(Entries taken from a collection)
— BEGIN —
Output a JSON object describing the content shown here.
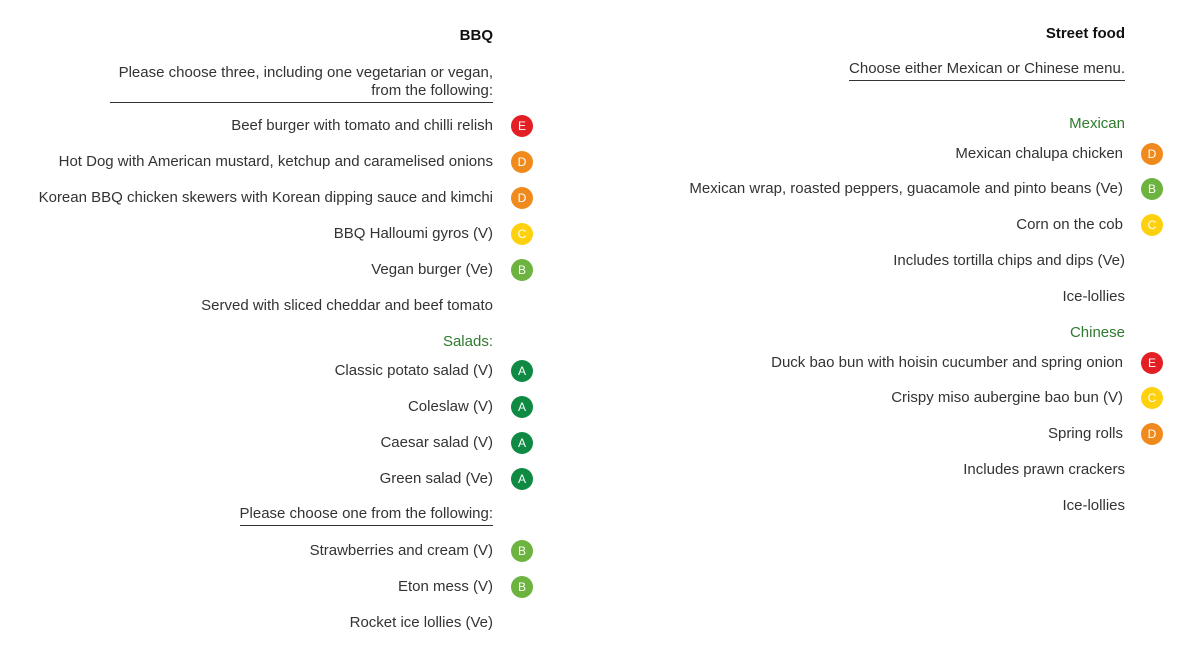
{
  "bbq": {
    "title": "BBQ",
    "intro_line1": "Please choose three, including one vegetarian or vegan,",
    "intro_line2": "from the following:",
    "mains": [
      {
        "name": "Beef burger with tomato and chilli relish",
        "grade": "E"
      },
      {
        "name": "Hot Dog with American mustard, ketchup and caramelised onions",
        "grade": "D"
      },
      {
        "name": "Korean BBQ chicken skewers with Korean dipping sauce and kimchi",
        "grade": "D"
      },
      {
        "name": "BBQ Halloumi gyros (V)",
        "grade": "C"
      },
      {
        "name": "Vegan burger (Ve)",
        "grade": "B"
      }
    ],
    "served_with": "Served with sliced cheddar and beef tomato",
    "salads_heading": "Salads:",
    "salads": [
      {
        "name": "Classic potato salad (V)",
        "grade": "A"
      },
      {
        "name": "Coleslaw (V)",
        "grade": "A"
      },
      {
        "name": "Caesar salad (V)",
        "grade": "A"
      },
      {
        "name": "Green salad (Ve)",
        "grade": "A"
      }
    ],
    "dessert_intro": "Please choose one from the following:",
    "desserts": [
      {
        "name": "Strawberries and cream (V)",
        "grade": "B"
      },
      {
        "name": "Eton mess (V)",
        "grade": "B"
      }
    ],
    "last_item": "Rocket ice lollies (Ve)"
  },
  "street": {
    "title": "Street food",
    "intro": "Choose either Mexican or Chinese menu.",
    "mexican_heading": "Mexican",
    "mexican": [
      {
        "name": "Mexican chalupa chicken",
        "grade": "D"
      },
      {
        "name": "Mexican wrap, roasted peppers, guacamole and pinto beans (Ve)",
        "grade": "B"
      },
      {
        "name": "Corn on the cob",
        "grade": "C"
      }
    ],
    "mexican_includes": "Includes tortilla chips and dips (Ve)",
    "mexican_lollies": "Ice-lollies",
    "chinese_heading": "Chinese",
    "chinese": [
      {
        "name": "Duck bao bun with hoisin cucumber and spring onion",
        "grade": "E"
      },
      {
        "name": "Crispy miso aubergine bao bun (V)",
        "grade": "C"
      },
      {
        "name": "Spring rolls",
        "grade": "D"
      }
    ],
    "chinese_includes": "Includes prawn crackers",
    "chinese_lollies": "Ice-lollies"
  },
  "colors": {
    "A": "#0e8a43",
    "B": "#6cb33f",
    "C": "#fdd10d",
    "D": "#f08a1c",
    "E": "#e31e24",
    "section_green": "#2e7a2e"
  }
}
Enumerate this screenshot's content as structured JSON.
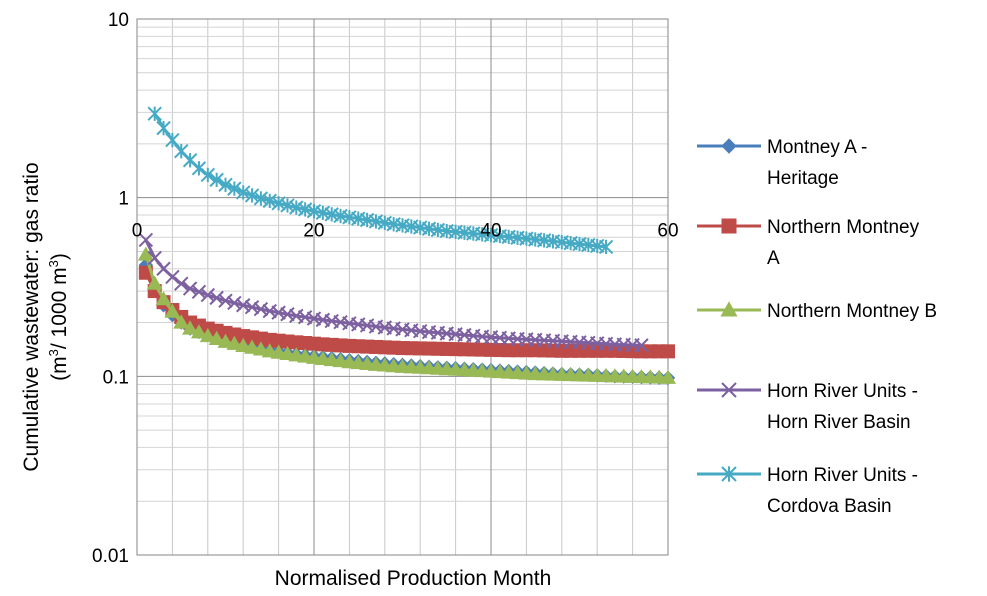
{
  "chart_data": {
    "type": "line",
    "title": "",
    "xlabel": "Normalised Production Month",
    "ylabel_line1": "Cumulative wastewater: gas ratio",
    "ylabel_line2": {
      "pre": "(m",
      "sup1": "3",
      "mid": "/ 1000 m",
      "sup2": "3",
      "post": ")"
    },
    "xlim": [
      0,
      60
    ],
    "ylim": [
      0.01,
      10
    ],
    "yscale": "log",
    "grid": true,
    "legend_position": "right",
    "x_ticks": [
      0,
      20,
      40,
      60
    ],
    "y_ticks": [
      0.01,
      0.1,
      1,
      10
    ],
    "x_tick_labels": [
      "0",
      "20",
      "40",
      "60"
    ],
    "y_tick_labels": [
      "0.01",
      "0.1",
      "1",
      "10"
    ],
    "series": [
      {
        "name_lines": [
          "Montney A -",
          "Heritage"
        ],
        "color": "#4a7ebb",
        "marker": "diamond",
        "x": [
          1,
          2,
          3,
          4,
          5,
          6,
          8,
          10,
          12,
          15,
          18,
          21,
          24,
          27,
          30,
          33,
          36,
          39,
          42,
          45,
          48,
          51,
          54,
          57,
          60
        ],
        "y": [
          0.42,
          0.31,
          0.25,
          0.22,
          0.2,
          0.185,
          0.17,
          0.16,
          0.15,
          0.14,
          0.133,
          0.128,
          0.123,
          0.119,
          0.116,
          0.113,
          0.111,
          0.109,
          0.107,
          0.105,
          0.103,
          0.102,
          0.1,
          0.099,
          0.098
        ]
      },
      {
        "name_lines": [
          "Northern Montney",
          "A"
        ],
        "color": "#be4b48",
        "marker": "square",
        "x": [
          1,
          2,
          3,
          4,
          5,
          6,
          8,
          10,
          12,
          15,
          18,
          21,
          24,
          27,
          30,
          33,
          36,
          39,
          42,
          45,
          48,
          51,
          54,
          57,
          60
        ],
        "y": [
          0.38,
          0.3,
          0.26,
          0.235,
          0.215,
          0.2,
          0.185,
          0.175,
          0.168,
          0.16,
          0.155,
          0.151,
          0.148,
          0.146,
          0.144,
          0.143,
          0.142,
          0.141,
          0.14,
          0.14,
          0.139,
          0.139,
          0.139,
          0.138,
          0.138
        ]
      },
      {
        "name_lines": [
          "Northern Montney B"
        ],
        "color": "#98b954",
        "marker": "triangle",
        "x": [
          1,
          2,
          3,
          4,
          5,
          6,
          8,
          10,
          12,
          15,
          18,
          21,
          24,
          27,
          30,
          33,
          36,
          39,
          42,
          45,
          48,
          51,
          54,
          57,
          60
        ],
        "y": [
          0.48,
          0.33,
          0.27,
          0.23,
          0.2,
          0.185,
          0.168,
          0.156,
          0.148,
          0.138,
          0.131,
          0.125,
          0.12,
          0.116,
          0.113,
          0.111,
          0.109,
          0.107,
          0.105,
          0.103,
          0.102,
          0.101,
          0.1,
          0.099,
          0.098
        ]
      },
      {
        "name_lines": [
          "Horn River Units -",
          "Horn River Basin"
        ],
        "color": "#7d60a0",
        "marker": "x",
        "x": [
          1,
          2,
          3,
          4,
          5,
          6,
          8,
          10,
          12,
          15,
          18,
          21,
          24,
          27,
          30,
          33,
          36,
          39,
          42,
          45,
          48,
          51,
          54,
          57
        ],
        "y": [
          0.58,
          0.46,
          0.4,
          0.36,
          0.33,
          0.31,
          0.285,
          0.265,
          0.25,
          0.232,
          0.218,
          0.207,
          0.198,
          0.19,
          0.183,
          0.177,
          0.172,
          0.167,
          0.163,
          0.16,
          0.157,
          0.154,
          0.151,
          0.149
        ]
      },
      {
        "name_lines": [
          "Horn River Units -",
          "Cordova Basin"
        ],
        "color": "#46aac5",
        "marker": "star",
        "x": [
          2,
          3,
          4,
          5,
          6,
          7,
          8,
          10,
          12,
          14,
          16,
          18,
          20,
          23,
          26,
          29,
          32,
          35,
          38,
          41,
          44,
          47,
          50,
          53
        ],
        "y": [
          2.95,
          2.45,
          2.1,
          1.82,
          1.62,
          1.46,
          1.34,
          1.18,
          1.07,
          0.99,
          0.93,
          0.88,
          0.84,
          0.79,
          0.75,
          0.71,
          0.68,
          0.65,
          0.63,
          0.61,
          0.59,
          0.57,
          0.55,
          0.53
        ]
      }
    ]
  }
}
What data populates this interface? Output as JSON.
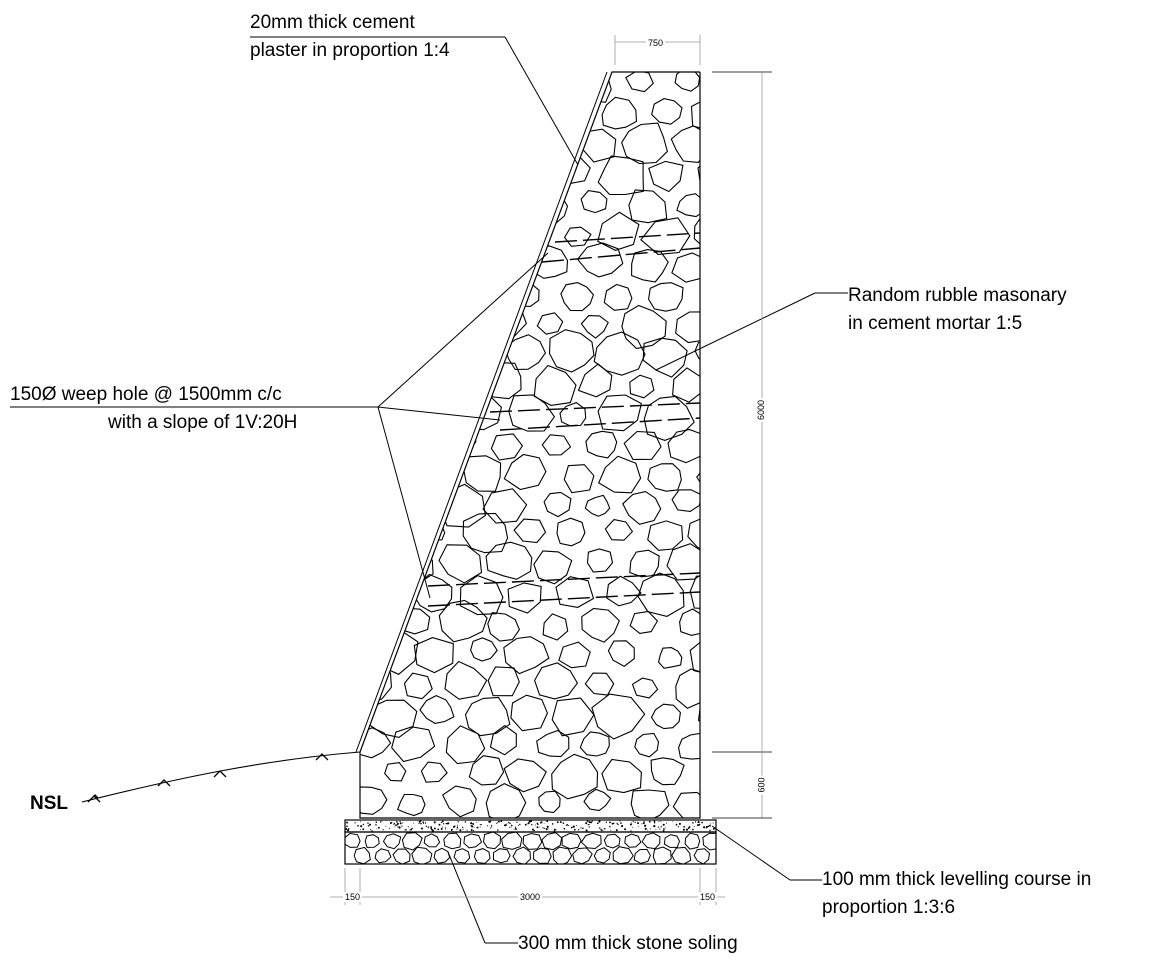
{
  "labels": {
    "plaster_line1": "20mm thick cement",
    "plaster_line2": "plaster in proportion 1:4",
    "masonry_line1": "Random rubble masonary",
    "masonry_line2": "in cement mortar 1:5",
    "weep_line1": "150Ø weep hole @ 1500mm c/c",
    "weep_line2": "with a slope of 1V:20H",
    "nsl": "NSL",
    "levelling_line1": "100 mm thick levelling course in",
    "levelling_line2": "proportion 1:3:6",
    "soling": "300 mm thick stone soling"
  },
  "dimensions": {
    "top_width": "750",
    "wall_height": "6000",
    "footing_depth": "600",
    "base_width": "3000",
    "left_offset": "150",
    "right_offset": "150"
  }
}
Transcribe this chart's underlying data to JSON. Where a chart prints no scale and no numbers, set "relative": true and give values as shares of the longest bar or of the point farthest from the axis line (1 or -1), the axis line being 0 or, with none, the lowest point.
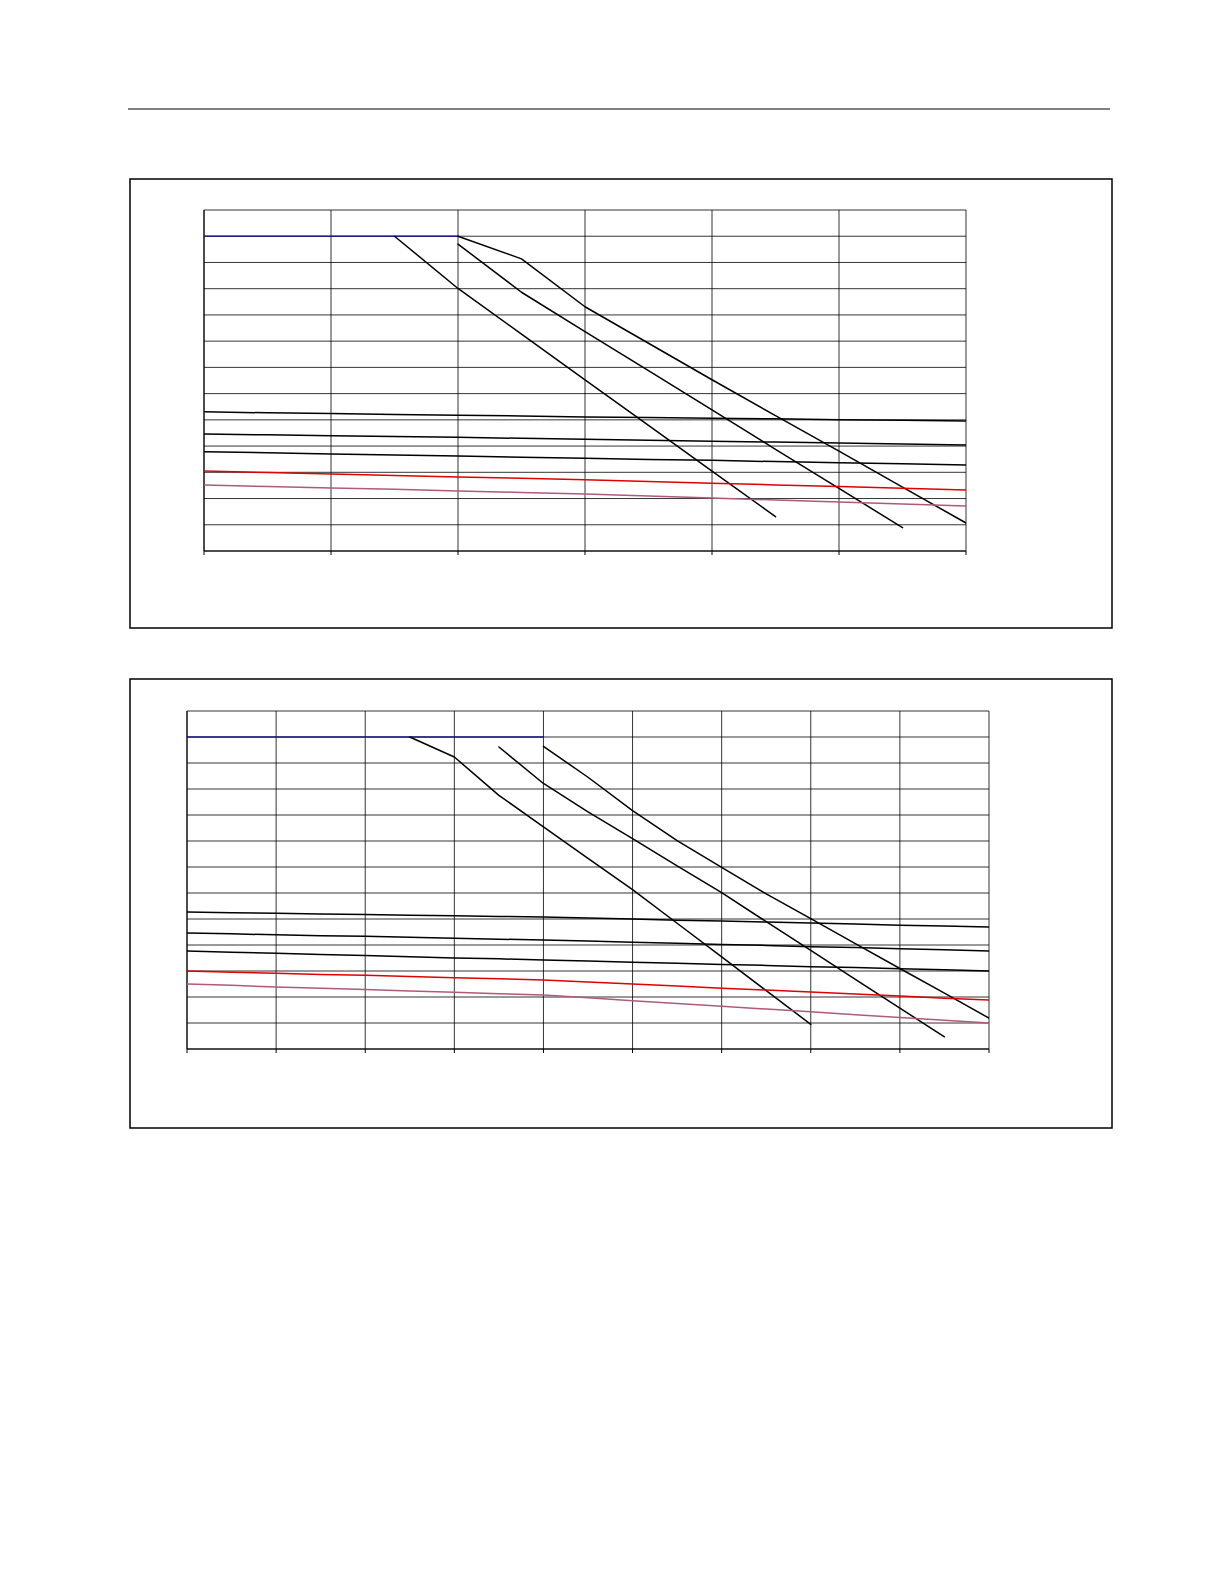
{
  "chart_data": [
    {
      "type": "line",
      "relative": true,
      "grid": true,
      "categories": [
        null,
        null,
        null,
        null,
        null,
        null,
        null,
        null,
        null,
        null,
        null,
        null,
        null
      ],
      "series": [
        {
          "color": "#1a1a8c",
          "values": [
            1,
            1,
            1,
            1,
            1,
            null,
            null,
            null,
            null,
            null,
            null,
            null,
            null
          ]
        },
        {
          "color": "#000000",
          "values": [
            null,
            null,
            null,
            1,
            0.834,
            0.689,
            0.544,
            0.399,
            0.254,
            0.109,
            null,
            null,
            null
          ]
        },
        {
          "color": "#000000",
          "values": [
            null,
            null,
            null,
            null,
            0.975,
            0.822,
            0.697,
            0.573,
            0.448,
            0.323,
            0.199,
            0.074,
            null
          ]
        },
        {
          "color": "#000000",
          "values": [
            null,
            null,
            null,
            null,
            1,
            0.928,
            0.776,
            0.66,
            0.544,
            0.43,
            0.317,
            0.203,
            0.089
          ]
        },
        {
          "color": "#000000",
          "values": [
            0.442,
            0.439,
            0.437,
            0.434,
            0.431,
            0.429,
            0.426,
            0.424,
            0.422,
            0.42,
            0.417,
            0.415,
            0.413
          ]
        },
        {
          "color": "#000000",
          "values": [
            0.372,
            0.369,
            0.366,
            0.364,
            0.361,
            0.358,
            0.355,
            0.352,
            0.349,
            0.346,
            0.343,
            0.34,
            0.337
          ]
        },
        {
          "color": "#000000",
          "values": [
            0.315,
            0.312,
            0.308,
            0.305,
            0.302,
            0.298,
            0.295,
            0.291,
            0.288,
            0.284,
            0.28,
            0.277,
            0.273
          ]
        },
        {
          "color": "#e00000",
          "values": [
            0.254,
            0.249,
            0.245,
            0.24,
            0.235,
            0.231,
            0.226,
            0.221,
            0.215,
            0.21,
            0.205,
            0.199,
            0.194
          ]
        },
        {
          "color": "#b05a78",
          "values": [
            0.21,
            0.205,
            0.2,
            0.196,
            0.191,
            0.186,
            0.181,
            0.175,
            0.168,
            0.162,
            0.156,
            0.149,
            0.143
          ]
        }
      ]
    },
    {
      "type": "line",
      "relative": true,
      "grid": true,
      "categories": [
        null,
        null,
        null,
        null,
        null,
        null,
        null,
        null,
        null,
        null,
        null,
        null,
        null,
        null,
        null,
        null,
        null,
        null,
        null
      ],
      "series": [
        {
          "color": "#1a1a8c",
          "values": [
            1,
            1,
            1,
            1,
            1,
            1,
            1,
            1,
            1,
            null,
            null,
            null,
            null,
            null,
            null,
            null,
            null,
            null,
            null
          ]
        },
        {
          "color": "#000000",
          "values": [
            null,
            null,
            null,
            null,
            null,
            1,
            0.936,
            0.813,
            0.712,
            0.611,
            0.511,
            0.403,
            0.295,
            0.187,
            0.079,
            null,
            null,
            null,
            null
          ]
        },
        {
          "color": "#000000",
          "values": [
            null,
            null,
            null,
            null,
            null,
            null,
            null,
            0.968,
            0.851,
            0.76,
            0.674,
            0.587,
            0.501,
            0.408,
            0.316,
            0.223,
            0.131,
            0.039,
            null
          ]
        },
        {
          "color": "#000000",
          "values": [
            null,
            null,
            null,
            null,
            null,
            null,
            null,
            null,
            0.97,
            0.871,
            0.764,
            0.668,
            0.582,
            0.497,
            0.418,
            0.338,
            0.258,
            0.179,
            0.099
          ]
        },
        {
          "color": "#000000",
          "values": [
            0.439,
            0.437,
            0.435,
            0.433,
            0.431,
            0.429,
            0.427,
            0.425,
            0.423,
            0.42,
            0.417,
            0.413,
            0.41,
            0.407,
            0.404,
            0.401,
            0.397,
            0.394,
            0.391
          ]
        },
        {
          "color": "#000000",
          "values": [
            0.372,
            0.369,
            0.366,
            0.363,
            0.361,
            0.358,
            0.355,
            0.352,
            0.349,
            0.346,
            0.342,
            0.339,
            0.335,
            0.332,
            0.328,
            0.325,
            0.321,
            0.318,
            0.314
          ]
        },
        {
          "color": "#000000",
          "values": [
            0.314,
            0.31,
            0.307,
            0.303,
            0.3,
            0.296,
            0.292,
            0.289,
            0.285,
            0.282,
            0.278,
            0.275,
            0.271,
            0.268,
            0.264,
            0.261,
            0.257,
            0.254,
            0.25
          ]
        },
        {
          "color": "#e00000",
          "values": [
            0.25,
            0.246,
            0.243,
            0.239,
            0.236,
            0.232,
            0.228,
            0.225,
            0.221,
            0.215,
            0.208,
            0.202,
            0.195,
            0.189,
            0.183,
            0.176,
            0.17,
            0.163,
            0.157
          ]
        },
        {
          "color": "#b05a78",
          "values": [
            0.208,
            0.204,
            0.199,
            0.195,
            0.191,
            0.186,
            0.182,
            0.177,
            0.173,
            0.164,
            0.155,
            0.146,
            0.137,
            0.128,
            0.119,
            0.11,
            0.101,
            0.092,
            0.083
          ]
        }
      ]
    }
  ]
}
— END —
_TASK DIRECTIONS_
Pull out every line above that holds the word "Output".

_COMPLETE ANSWER_
Output a JSON object describing the content shown here.
What data populates this interface? Output as JSON.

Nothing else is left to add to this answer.